Lines containing the word "globalassignmenthelp" are the ones to copy from the records below.

* Begin MATERIAL PROVIDED *

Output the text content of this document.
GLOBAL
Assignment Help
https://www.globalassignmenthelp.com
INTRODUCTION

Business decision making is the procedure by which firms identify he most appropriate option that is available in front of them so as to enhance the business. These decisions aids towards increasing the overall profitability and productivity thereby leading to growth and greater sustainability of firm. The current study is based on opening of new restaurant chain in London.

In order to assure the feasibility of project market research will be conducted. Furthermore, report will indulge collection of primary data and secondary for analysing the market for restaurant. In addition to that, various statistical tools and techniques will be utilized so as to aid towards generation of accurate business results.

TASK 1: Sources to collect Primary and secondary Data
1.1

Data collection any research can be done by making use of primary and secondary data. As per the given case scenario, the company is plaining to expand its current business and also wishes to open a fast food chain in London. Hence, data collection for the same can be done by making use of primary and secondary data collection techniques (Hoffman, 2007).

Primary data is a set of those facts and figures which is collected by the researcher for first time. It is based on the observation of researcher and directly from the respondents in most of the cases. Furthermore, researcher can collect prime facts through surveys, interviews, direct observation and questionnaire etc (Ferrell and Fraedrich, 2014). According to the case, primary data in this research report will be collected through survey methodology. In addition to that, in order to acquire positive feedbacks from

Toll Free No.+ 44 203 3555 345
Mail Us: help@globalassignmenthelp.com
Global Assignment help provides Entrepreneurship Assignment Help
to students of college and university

* End MATERIAL PROVIDED *

## WRITTEN RESPONSE
https://www.globalassignmenthelp.com
Mail Us: help@globalassignmenthelp.com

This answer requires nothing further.